## WRITTEN REQUEST
Copy the lines below word for word, leaving out the pictures.

## DATA SECTION
* * *
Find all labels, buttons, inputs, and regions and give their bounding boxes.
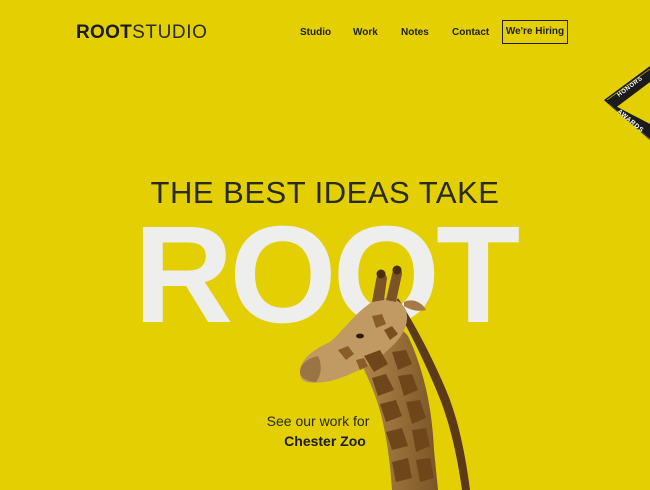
landing-page: ROOTSTUDIO Studio Work Notes Contact We'… bbox=[0, 0, 650, 490]
cta-line: See our work for bbox=[266, 413, 370, 429]
cta-link-chester-zoo[interactable]: Chester Zoo bbox=[250, 432, 400, 450]
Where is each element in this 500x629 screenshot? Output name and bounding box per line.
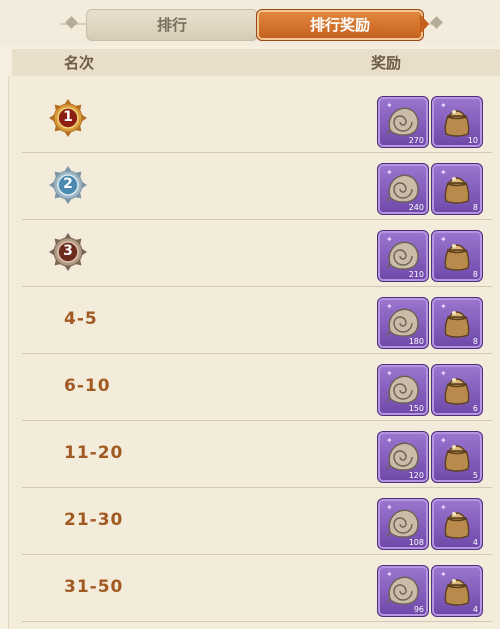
bag-icon [438, 437, 476, 475]
shell-count: 270 [408, 136, 424, 145]
bag-icon [438, 169, 476, 207]
bag-icon [438, 370, 476, 408]
bag-reward-item[interactable]: ✦ 8 [431, 163, 483, 215]
rank-range-label: 11-20 [64, 443, 124, 463]
shell-reward-item[interactable]: ✦ 96 [377, 565, 429, 617]
bag-reward-item[interactable]: ✦ 4 [431, 498, 483, 550]
rank-column-header: 名次 [64, 54, 95, 72]
shell-reward-item[interactable]: ✦ 150 [377, 364, 429, 416]
bag-reward-item[interactable]: ✦ 4 [431, 565, 483, 617]
shell-icon [384, 370, 422, 408]
bag-count: 10 [467, 136, 478, 145]
bag-count: 4 [472, 538, 478, 547]
shell-icon [384, 303, 422, 341]
bag-count: 8 [472, 337, 478, 346]
bag-reward-item[interactable]: ✦ 5 [431, 431, 483, 483]
tab-active-arrow [420, 14, 429, 34]
reward-row: 6-10 ✦ 150 ✦ 6 [22, 354, 492, 421]
reward-row: 2 ✦ 240 ✦ 8 [22, 153, 492, 220]
bag-icon [438, 102, 476, 140]
bag-reward-item[interactable]: ✦ 8 [431, 230, 483, 282]
reward-row: 31-50 ✦ 96 ✦ 4 [22, 555, 492, 622]
bag-count: 6 [472, 404, 478, 413]
bag-count: 8 [472, 203, 478, 212]
bag-icon [438, 236, 476, 274]
reward-column-header: 奖励 [371, 54, 402, 72]
shell-icon [384, 437, 422, 475]
shell-count: 150 [408, 404, 424, 413]
bag-count: 5 [472, 471, 478, 480]
shell-reward-item[interactable]: ✦ 108 [377, 498, 429, 550]
bag-reward-item[interactable]: ✦ 10 [431, 96, 483, 148]
rank-number: 3 [63, 243, 73, 259]
shell-count: 96 [413, 605, 424, 614]
shell-icon [384, 504, 422, 542]
shell-reward-item[interactable]: ✦ 180 [377, 297, 429, 349]
rank-range-label: 6-10 [64, 376, 111, 396]
shell-reward-item[interactable]: ✦ 270 [377, 96, 429, 148]
table-header: 名次 奖励 [12, 49, 500, 76]
tab-ranking[interactable]: 排行 [86, 9, 258, 41]
shell-icon [384, 102, 422, 140]
tab-ranking-rewards[interactable]: 排行奖励 [256, 9, 424, 41]
reward-row: 21-30 ✦ 108 ✦ 4 [22, 488, 492, 555]
shell-count: 210 [408, 270, 424, 279]
reward-row: 1 ✦ 270 ✦ 10 [22, 86, 492, 153]
rank-range-label: 21-30 [64, 510, 124, 530]
shell-icon [384, 571, 422, 609]
rank-number: 2 [63, 176, 73, 192]
shell-count: 240 [408, 203, 424, 212]
diamond-ornament-left [65, 16, 78, 29]
reward-row: 3 ✦ 210 ✦ 8 [22, 220, 492, 287]
reward-row: 11-20 ✦ 120 ✦ 5 [22, 421, 492, 488]
shell-icon [384, 236, 422, 274]
rank-medal-icon: 2 [48, 165, 88, 205]
rank-range-label: 31-50 [64, 577, 124, 597]
shell-count: 180 [408, 337, 424, 346]
bag-count: 8 [472, 270, 478, 279]
rank-medal-icon: 3 [48, 232, 88, 272]
bag-count: 4 [472, 605, 478, 614]
shell-reward-item[interactable]: ✦ 120 [377, 431, 429, 483]
shell-count: 120 [408, 471, 424, 480]
rank-range-label: 4-5 [64, 309, 98, 329]
bag-reward-item[interactable]: ✦ 6 [431, 364, 483, 416]
bag-icon [438, 571, 476, 609]
shell-reward-item[interactable]: ✦ 210 [377, 230, 429, 282]
rank-medal-icon: 1 [48, 98, 88, 138]
bag-icon [438, 303, 476, 341]
diamond-ornament-right [430, 16, 443, 29]
bag-icon [438, 504, 476, 542]
tab-bar: 排行 排行奖励 [0, 0, 500, 46]
reward-row: 4-5 ✦ 180 ✦ 8 [22, 287, 492, 354]
shell-icon [384, 169, 422, 207]
shell-count: 108 [408, 538, 424, 547]
shell-reward-item[interactable]: ✦ 240 [377, 163, 429, 215]
rank-number: 1 [63, 109, 73, 125]
bag-reward-item[interactable]: ✦ 8 [431, 297, 483, 349]
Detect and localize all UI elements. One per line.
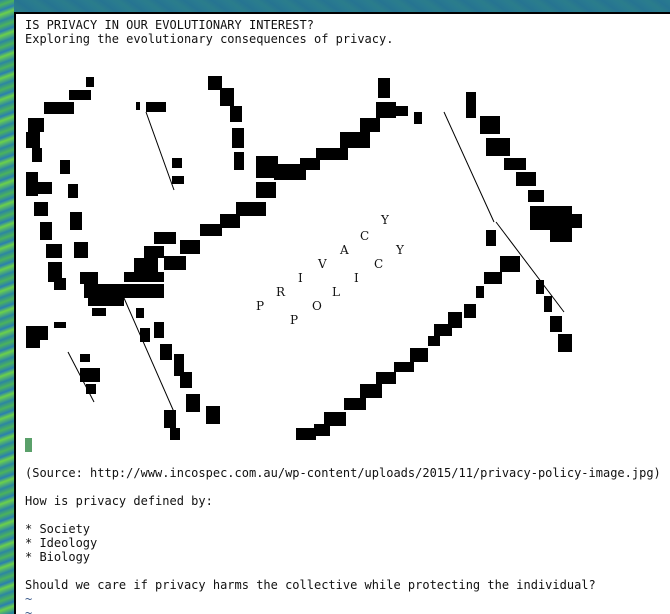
terminal-window[interactable]: IS PRIVACY IN OUR EVOLUTIONARY INTEREST?…	[14, 12, 670, 614]
letter-c-2: C	[374, 257, 383, 271]
empty-line-tilde-2: ~	[25, 606, 33, 614]
letter-v: V	[317, 257, 327, 271]
letter-y-1: Y	[380, 213, 390, 227]
right-loop-strokes	[296, 92, 582, 440]
document-subtitle: Exploring the evolutionary consequences …	[25, 32, 394, 46]
letter-p-2: P	[290, 313, 298, 327]
center-bridge-strokes	[164, 76, 422, 270]
letter-l: L	[332, 285, 340, 299]
privacy-ascii-art-image: Y C A Y V C I I R L P O P	[26, 76, 582, 440]
left-loop-strokes	[26, 77, 220, 440]
letter-y-2: Y	[395, 243, 405, 257]
letter-p-1: P	[256, 299, 264, 313]
letter-r: R	[276, 285, 286, 299]
empty-line-tilde-1: ~	[25, 592, 33, 606]
source-line: (Source: http://www.incospec.com.au/wp-c…	[25, 466, 661, 480]
letter-o: O	[312, 299, 322, 313]
letter-i-2: I	[354, 271, 359, 285]
closing-question: Should we care if privacy harms the coll…	[25, 578, 596, 592]
letter-i-1: I	[298, 271, 303, 285]
bullet-biology: * Biology	[25, 550, 91, 564]
bullet-ideology: * Ideology	[25, 536, 98, 550]
letter-c-1: C	[360, 229, 369, 243]
desktop-background	[0, 0, 14, 614]
letter-a: A	[339, 243, 349, 257]
scattered-privacy-letters: Y C A Y V C I I R L P O P	[256, 213, 405, 327]
question-intro: How is privacy defined by:	[25, 494, 213, 508]
document-title: IS PRIVACY IN OUR EVOLUTIONARY INTEREST?	[25, 18, 314, 32]
bullet-society: * Society	[25, 522, 91, 536]
text-cursor	[25, 438, 32, 452]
* * *
## FULL SOLUTION
Find all labels, buttons, inputs, and regions and give their bounding boxes.
landing-page: ROOTSTUDIO Studio Work Notes Contact We'… bbox=[0, 0, 650, 490]
cta-line: See our work for bbox=[266, 413, 370, 429]
cta-link-chester-zoo[interactable]: Chester Zoo bbox=[250, 432, 400, 450]
Where is each element in this 500x629 screenshot? Output name and bounding box per line.
bag-icon [438, 437, 476, 475]
shell-count: 270 [408, 136, 424, 145]
bag-icon [438, 169, 476, 207]
bag-icon [438, 370, 476, 408]
bag-reward-item[interactable]: ✦ 8 [431, 163, 483, 215]
rank-range-label: 11-20 [64, 443, 124, 463]
shell-reward-item[interactable]: ✦ 96 [377, 565, 429, 617]
bag-reward-item[interactable]: ✦ 4 [431, 498, 483, 550]
rank-column-header: 名次 [64, 54, 95, 72]
shell-reward-item[interactable]: ✦ 150 [377, 364, 429, 416]
bag-reward-item[interactable]: ✦ 4 [431, 565, 483, 617]
shell-icon [384, 370, 422, 408]
bag-count: 10 [467, 136, 478, 145]
bag-count: 4 [472, 538, 478, 547]
shell-icon [384, 303, 422, 341]
bag-count: 8 [472, 337, 478, 346]
bag-reward-item[interactable]: ✦ 5 [431, 431, 483, 483]
tab-active-arrow [420, 14, 429, 34]
reward-row: 6-10 ✦ 150 ✦ 6 [22, 354, 492, 421]
reward-row: 2 ✦ 240 ✦ 8 [22, 153, 492, 220]
bag-icon [438, 102, 476, 140]
bag-reward-item[interactable]: ✦ 8 [431, 230, 483, 282]
reward-row: 31-50 ✦ 96 ✦ 4 [22, 555, 492, 622]
bag-count: 6 [472, 404, 478, 413]
bag-count: 8 [472, 203, 478, 212]
bag-icon [438, 236, 476, 274]
reward-column-header: 奖励 [371, 54, 402, 72]
shell-icon [384, 437, 422, 475]
shell-count: 150 [408, 404, 424, 413]
bag-count: 5 [472, 471, 478, 480]
shell-reward-item[interactable]: ✦ 108 [377, 498, 429, 550]
bag-reward-item[interactable]: ✦ 10 [431, 96, 483, 148]
rank-number: 3 [63, 243, 73, 259]
shell-count: 96 [413, 605, 424, 614]
shell-icon [384, 504, 422, 542]
shell-reward-item[interactable]: ✦ 180 [377, 297, 429, 349]
rank-range-label: 6-10 [64, 376, 111, 396]
shell-reward-item[interactable]: ✦ 270 [377, 96, 429, 148]
table-header: 名次 奖励 [12, 49, 500, 76]
tab-ranking[interactable]: 排行 [86, 9, 258, 41]
shell-icon [384, 102, 422, 140]
tab-ranking-rewards[interactable]: 排行奖励 [256, 9, 424, 41]
reward-row: 21-30 ✦ 108 ✦ 4 [22, 488, 492, 555]
shell-count: 210 [408, 270, 424, 279]
reward-row: 1 ✦ 270 ✦ 10 [22, 86, 492, 153]
rank-range-label: 21-30 [64, 510, 124, 530]
shell-icon [384, 571, 422, 609]
rank-number: 2 [63, 176, 73, 192]
shell-count: 240 [408, 203, 424, 212]
diamond-ornament-left [65, 16, 78, 29]
reward-row: 3 ✦ 210 ✦ 8 [22, 220, 492, 287]
reward-row: 11-20 ✦ 120 ✦ 5 [22, 421, 492, 488]
shell-icon [384, 236, 422, 274]
rank-medal-icon: 2 [48, 165, 88, 205]
rank-range-label: 31-50 [64, 577, 124, 597]
shell-count: 180 [408, 337, 424, 346]
bag-count: 8 [472, 270, 478, 279]
rank-medal-icon: 3 [48, 232, 88, 272]
bag-count: 4 [472, 605, 478, 614]
shell-reward-item[interactable]: ✦ 120 [377, 431, 429, 483]
shell-count: 120 [408, 471, 424, 480]
rank-range-label: 4-5 [64, 309, 98, 329]
bag-reward-item[interactable]: ✦ 6 [431, 364, 483, 416]
bag-icon [438, 571, 476, 609]
shell-reward-item[interactable]: ✦ 210 [377, 230, 429, 282]
rank-medal-icon: 1 [48, 98, 88, 138]
bag-icon [438, 303, 476, 341]
diamond-ornament-right [430, 16, 443, 29]
bag-icon [438, 504, 476, 542]
tab-bar: 排行 排行奖励 [0, 0, 500, 46]
reward-row: 4-5 ✦ 180 ✦ 8 [22, 287, 492, 354]
shell-icon [384, 169, 422, 207]
shell-count: 108 [408, 538, 424, 547]
shell-reward-item[interactable]: ✦ 240 [377, 163, 429, 215]
rank-number: 1 [63, 109, 73, 125]
bag-reward-item[interactable]: ✦ 8 [431, 297, 483, 349]
Detect and localize all UI elements. One per line.
terminal-window[interactable]: IS PRIVACY IN OUR EVOLUTIONARY INTEREST?…	[14, 12, 670, 614]
letter-c-2: C	[374, 257, 383, 271]
empty-line-tilde-2: ~	[25, 606, 33, 614]
letter-v: V	[317, 257, 327, 271]
letter-y-1: Y	[380, 213, 390, 227]
right-loop-strokes	[296, 92, 582, 440]
document-subtitle: Exploring the evolutionary consequences …	[25, 32, 394, 46]
letter-p-2: P	[290, 313, 298, 327]
center-bridge-strokes	[164, 76, 422, 270]
letter-l: L	[332, 285, 340, 299]
privacy-ascii-art-image: Y C A Y V C I I R L P O P	[26, 76, 582, 440]
left-loop-strokes	[26, 77, 220, 440]
letter-y-2: Y	[395, 243, 405, 257]
letter-p-1: P	[256, 299, 264, 313]
letter-r: R	[276, 285, 286, 299]
empty-line-tilde-1: ~	[25, 592, 33, 606]
source-line: (Source: http://www.incospec.com.au/wp-c…	[25, 466, 661, 480]
letter-o: O	[312, 299, 322, 313]
letter-i-2: I	[354, 271, 359, 285]
closing-question: Should we care if privacy harms the coll…	[25, 578, 596, 592]
letter-i-1: I	[298, 271, 303, 285]
bullet-biology: * Biology	[25, 550, 91, 564]
bullet-ideology: * Ideology	[25, 536, 98, 550]
letter-c-1: C	[360, 229, 369, 243]
desktop-background	[0, 0, 14, 614]
letter-a: A	[339, 243, 349, 257]
scattered-privacy-letters: Y C A Y V C I I R L P O P	[256, 213, 405, 327]
question-intro: How is privacy defined by:	[25, 494, 213, 508]
document-title: IS PRIVACY IN OUR EVOLUTIONARY INTEREST?	[25, 18, 314, 32]
bullet-society: * Society	[25, 522, 91, 536]
text-cursor	[25, 438, 32, 452]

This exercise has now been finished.